OBJECTIVE
Look for "What" in the listing below. Gather each line that contains it.

RECORDS TO PROCESS
* * * * * * * * *

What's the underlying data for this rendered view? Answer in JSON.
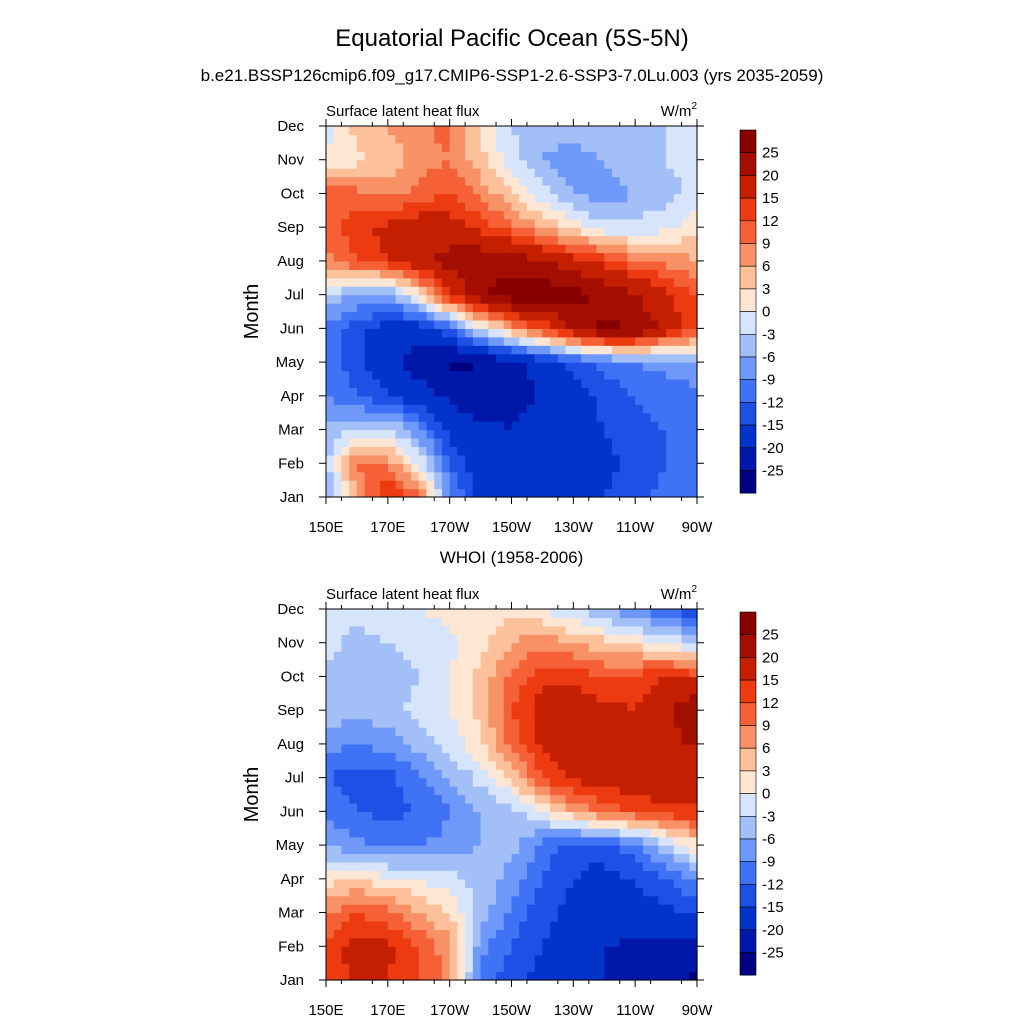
{
  "page": {
    "title": "Equatorial Pacific Ocean (5S-5N)",
    "subtitle": "b.e21.BSSP126cmip6.f09_g17.CMIP6-SSP1-2.6-SSP3-7.0Lu.003 (yrs 2035-2059)"
  },
  "chart_data": [
    {
      "type": "heatmap",
      "title": "",
      "left_string": "Surface latent heat flux",
      "units": "W/m",
      "units_superscript": "2",
      "xlabel": "",
      "ylabel": "Month",
      "x_ticks": [
        "150E",
        "170E",
        "170W",
        "150W",
        "130W",
        "110W",
        "90W"
      ],
      "y_ticks": [
        "Jan",
        "Feb",
        "Mar",
        "Apr",
        "May",
        "Jun",
        "Jul",
        "Aug",
        "Sep",
        "Oct",
        "Nov",
        "Dec"
      ],
      "xlim": [
        150,
        270
      ],
      "ylim": [
        "Jan",
        "Dec"
      ],
      "x": [
        150,
        160,
        170,
        180,
        190,
        200,
        210,
        220,
        230,
        240,
        250,
        260,
        270
      ],
      "colorbar": {
        "levels": [
          -25,
          -20,
          -15,
          -12,
          -9,
          -6,
          -3,
          0,
          3,
          6,
          9,
          12,
          15,
          20,
          25
        ],
        "colors": [
          "#000080",
          "#0018aa",
          "#0433cc",
          "#1e50e6",
          "#3f72f4",
          "#6e98fa",
          "#a3bff8",
          "#d6e5fb",
          "#fde6d3",
          "#fcc09a",
          "#f99166",
          "#f56036",
          "#ec3b10",
          "#c42000",
          "#a30e00",
          "#860000"
        ]
      },
      "z": [
        [
          -8,
          6,
          16,
          10,
          -8,
          -16,
          -18,
          -17,
          -18,
          -15,
          -13,
          -11,
          -10
        ],
        [
          -4,
          10,
          8,
          0,
          -12,
          -18,
          -19,
          -18,
          -18,
          -16,
          -14,
          -12,
          -11
        ],
        [
          -5,
          -3,
          -2,
          -8,
          -16,
          -19,
          -20,
          -19,
          -17,
          -15,
          -13,
          -12,
          -11
        ],
        [
          -9,
          -12,
          -15,
          -18,
          -21,
          -24,
          -21,
          -20,
          -17,
          -14,
          -12,
          -11,
          -10
        ],
        [
          -10,
          -14,
          -18,
          -22,
          -26,
          -25,
          -22,
          -18,
          -14,
          -11,
          -9,
          -8,
          -7
        ],
        [
          -10,
          -14,
          -17,
          -18,
          -12,
          -2,
          6,
          12,
          20,
          26,
          25,
          18,
          12
        ],
        [
          -4,
          -6,
          -8,
          2,
          14,
          24,
          28,
          29,
          27,
          24,
          20,
          16,
          12
        ],
        [
          8,
          12,
          15,
          18,
          22,
          24,
          23,
          20,
          17,
          14,
          10,
          8,
          6
        ],
        [
          10,
          14,
          16,
          18,
          17,
          14,
          10,
          6,
          2,
          -2,
          -2,
          -1,
          2
        ],
        [
          12,
          10,
          8,
          10,
          12,
          8,
          4,
          -2,
          -6,
          -8,
          -6,
          -4,
          -2
        ],
        [
          0,
          2,
          4,
          8,
          9,
          4,
          -2,
          -6,
          -8,
          -6,
          -4,
          -3,
          -2
        ],
        [
          -1,
          4,
          6,
          8,
          10,
          2,
          -3,
          -5,
          -4,
          -3,
          -3,
          -3,
          -2
        ]
      ]
    },
    {
      "type": "heatmap",
      "title": "WHOI (1958-2006)",
      "left_string": "Surface latent heat flux",
      "units": "W/m",
      "units_superscript": "2",
      "xlabel": "",
      "ylabel": "Month",
      "x_ticks": [
        "150E",
        "170E",
        "170W",
        "150W",
        "130W",
        "110W",
        "90W"
      ],
      "y_ticks": [
        "Jan",
        "Feb",
        "Mar",
        "Apr",
        "May",
        "Jun",
        "Jul",
        "Aug",
        "Sep",
        "Oct",
        "Nov",
        "Dec"
      ],
      "xlim": [
        150,
        270
      ],
      "ylim": [
        "Jan",
        "Dec"
      ],
      "x": [
        150,
        160,
        170,
        180,
        190,
        200,
        210,
        220,
        230,
        240,
        250,
        260,
        270
      ],
      "colorbar": {
        "levels": [
          -25,
          -20,
          -15,
          -12,
          -9,
          -6,
          -3,
          0,
          3,
          6,
          9,
          12,
          15,
          20,
          25
        ],
        "colors": [
          "#000080",
          "#0018aa",
          "#0433cc",
          "#1e50e6",
          "#3f72f4",
          "#6e98fa",
          "#a3bff8",
          "#d6e5fb",
          "#fde6d3",
          "#fcc09a",
          "#f99166",
          "#f56036",
          "#ec3b10",
          "#c42000",
          "#a30e00",
          "#860000"
        ]
      },
      "z": [
        [
          12,
          16,
          15,
          12,
          8,
          -10,
          -14,
          -16,
          -18,
          -20,
          -22,
          -24,
          -26
        ],
        [
          13,
          17,
          16,
          12,
          7,
          -8,
          -12,
          -15,
          -18,
          -20,
          -21,
          -22,
          -23
        ],
        [
          8,
          12,
          10,
          6,
          3,
          -4,
          -10,
          -14,
          -16,
          -17,
          -17,
          -16,
          -14
        ],
        [
          2,
          3,
          1,
          0,
          -2,
          -4,
          -7,
          -12,
          -15,
          -16,
          -15,
          -12,
          -8
        ],
        [
          -6,
          -8,
          -10,
          -9,
          -8,
          -6,
          -5,
          -10,
          -14,
          -14,
          -10,
          -4,
          2
        ],
        [
          -10,
          -12,
          -13,
          -12,
          -9,
          -6,
          -4,
          0,
          6,
          10,
          12,
          14,
          14
        ],
        [
          -12,
          -14,
          -13,
          -10,
          -6,
          -2,
          3,
          12,
          16,
          17,
          18,
          19,
          19
        ],
        [
          -8,
          -9,
          -8,
          -5,
          -2,
          2,
          10,
          16,
          19,
          18,
          17,
          19,
          20
        ],
        [
          -4,
          -5,
          -4,
          -2,
          0,
          4,
          12,
          17,
          18,
          16,
          15,
          18,
          26
        ],
        [
          -4,
          -6,
          -5,
          -3,
          0,
          4,
          10,
          14,
          14,
          12,
          13,
          15,
          14
        ],
        [
          -2,
          -4,
          -3,
          -2,
          -1,
          2,
          6,
          8,
          6,
          4,
          2,
          0,
          -4
        ],
        [
          -3,
          -2,
          -1,
          0,
          1,
          2,
          2,
          0,
          -3,
          -6,
          -9,
          -12,
          -16
        ]
      ]
    }
  ]
}
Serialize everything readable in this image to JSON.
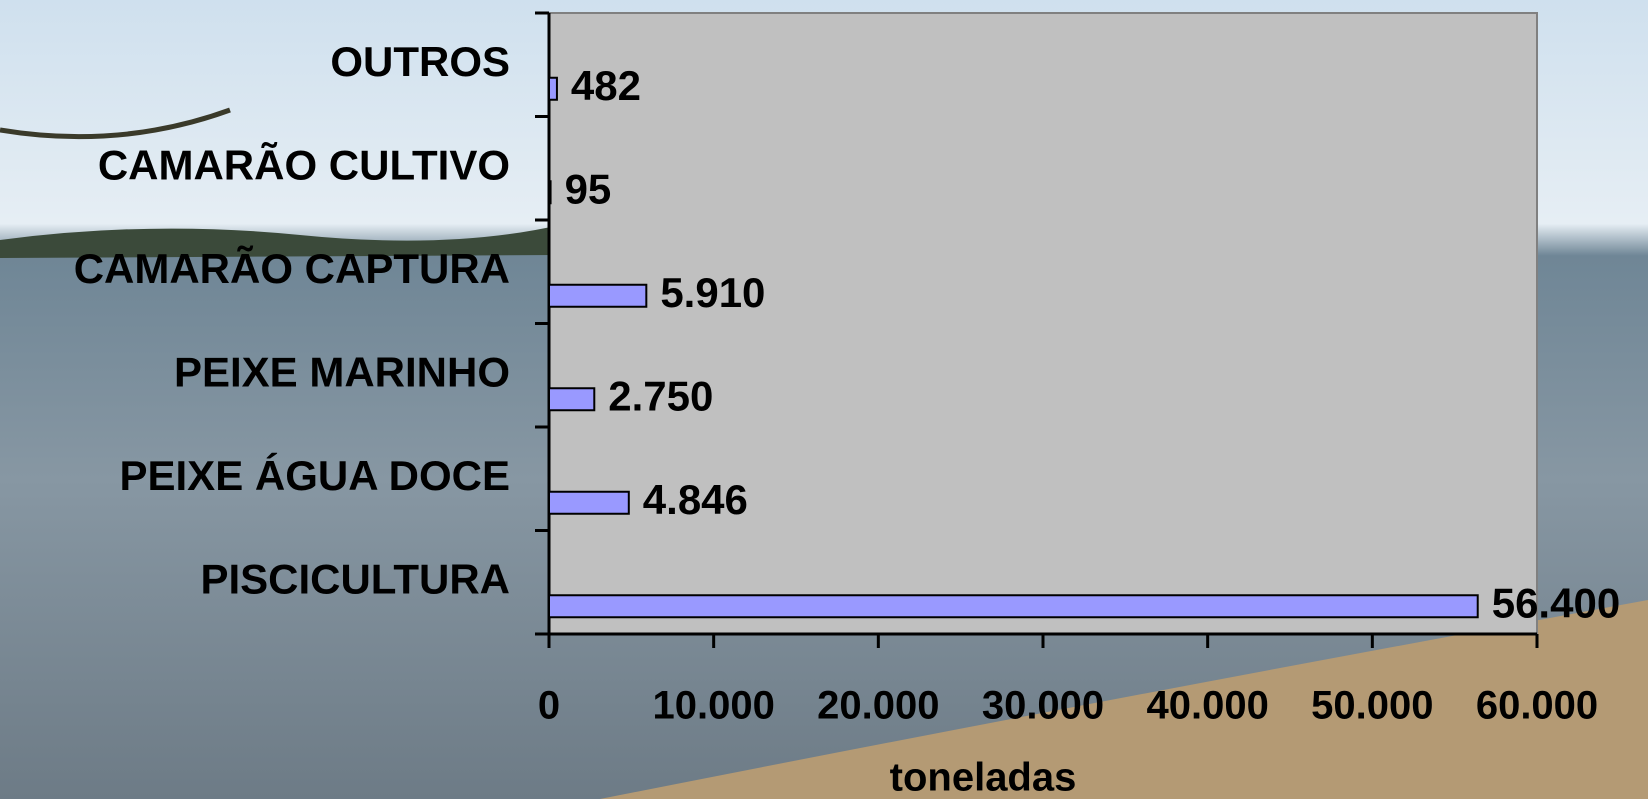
{
  "chart_data": {
    "type": "barh",
    "categories": [
      "OUTROS",
      "CAMARÃO CULTIVO",
      "CAMARÃO CAPTURA",
      "PEIXE MARINHO",
      "PEIXE ÁGUA DOCE",
      "PISCICULTURA"
    ],
    "values": [
      482,
      95,
      5910,
      2750,
      4846,
      56400
    ],
    "value_labels": [
      "482",
      "95",
      "5.910",
      "2.750",
      "4.846",
      "56.400"
    ],
    "color": "#9999ff",
    "xlabel": "toneladas",
    "xlim": [
      0,
      60000
    ],
    "xticks": [
      0,
      {
        "value": 10000,
        "label": "10.000"
      },
      {
        "value": 20000,
        "label": "20.000"
      },
      {
        "value": 30000,
        "label": "30.000"
      },
      {
        "value": 40000,
        "label": "40.000"
      },
      {
        "value": 50000,
        "label": "50.000"
      },
      {
        "value": 60000,
        "label": "60.000"
      }
    ]
  }
}
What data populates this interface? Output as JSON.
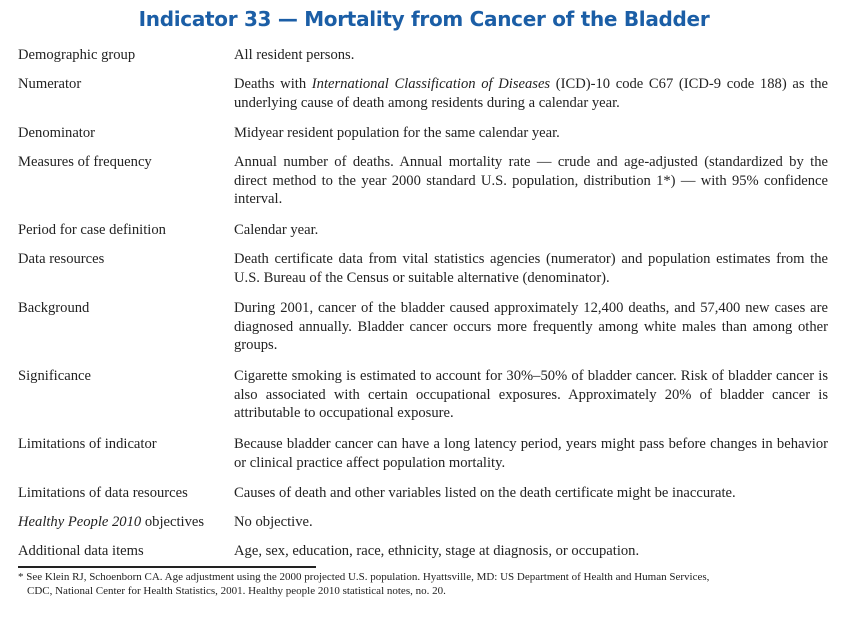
{
  "title": "Indicator 33 — Mortality from Cancer of the Bladder",
  "rows": [
    {
      "label": "Demographic group",
      "value": "All resident persons."
    },
    {
      "label": "Numerator",
      "value_pre": "Deaths with ",
      "value_italic": "International Classification of Diseases",
      "value_post": " (ICD)-10 code C67 (ICD-9 code 188) as the underlying cause of death among residents during a calendar year."
    },
    {
      "label": "Denominator",
      "value": "Midyear resident population for the same calendar year."
    },
    {
      "label": "Measures of frequency",
      "value": "Annual number of deaths. Annual mortality rate — crude and age-adjusted (standardized by the direct method to the year 2000 standard U.S. population, distribution 1*) — with 95% confidence interval."
    },
    {
      "label": "Period for case definition",
      "value": "Calendar year."
    },
    {
      "label": "Data resources",
      "value": "Death certificate data from vital statistics agencies (numerator) and population estimates from the U.S. Bureau of the Census or suitable alternative (denominator)."
    },
    {
      "label": "Background",
      "value": "During 2001, cancer of the bladder caused approximately 12,400 deaths, and 57,400 new cases are diagnosed annually. Bladder cancer occurs more frequently among white males than among other groups."
    },
    {
      "label": "Significance",
      "value": "Cigarette smoking is estimated to account for 30%–50% of bladder cancer. Risk of bladder cancer is also associated with certain occupational exposures. Approximately 20% of bladder cancer is attributable to occupational exposure."
    },
    {
      "label": "Limitations of indicator",
      "value": "Because bladder cancer can have a long latency period, years might pass before changes in behavior or clinical practice affect population mortality."
    },
    {
      "label": "Limitations of data resources",
      "value": "Causes of death and other variables listed on the death certificate might be inaccurate."
    },
    {
      "label_italic": "Healthy People 2010",
      "label_post": " objectives",
      "value": "No objective."
    },
    {
      "label": "Additional data items",
      "value": "Age, sex, education, race, ethnicity, stage at diagnosis, or occupation."
    }
  ],
  "footnote": {
    "line1": "* See Klein RJ, Schoenborn CA. Age adjustment using the 2000 projected U.S. population. Hyattsville, MD: US Department of Health and Human Services,",
    "line2": "CDC, National Center for Health Statistics, 2001. Healthy people 2010 statistical notes, no. 20."
  },
  "colors": {
    "title": "#1b5ea6"
  }
}
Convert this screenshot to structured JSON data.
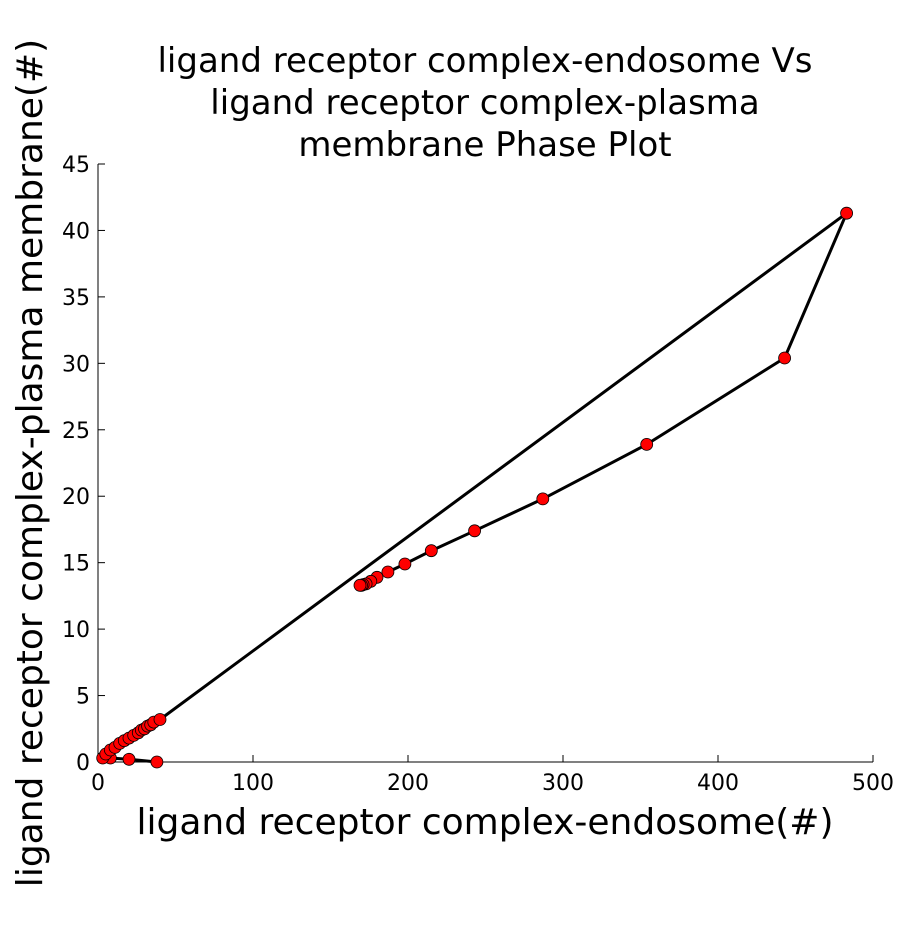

* * * * * * * * *

CORRECT RESPONSE
What's the underlying data for this rendered view? Answer in JSON.
What data populates this interface? Output as JSON.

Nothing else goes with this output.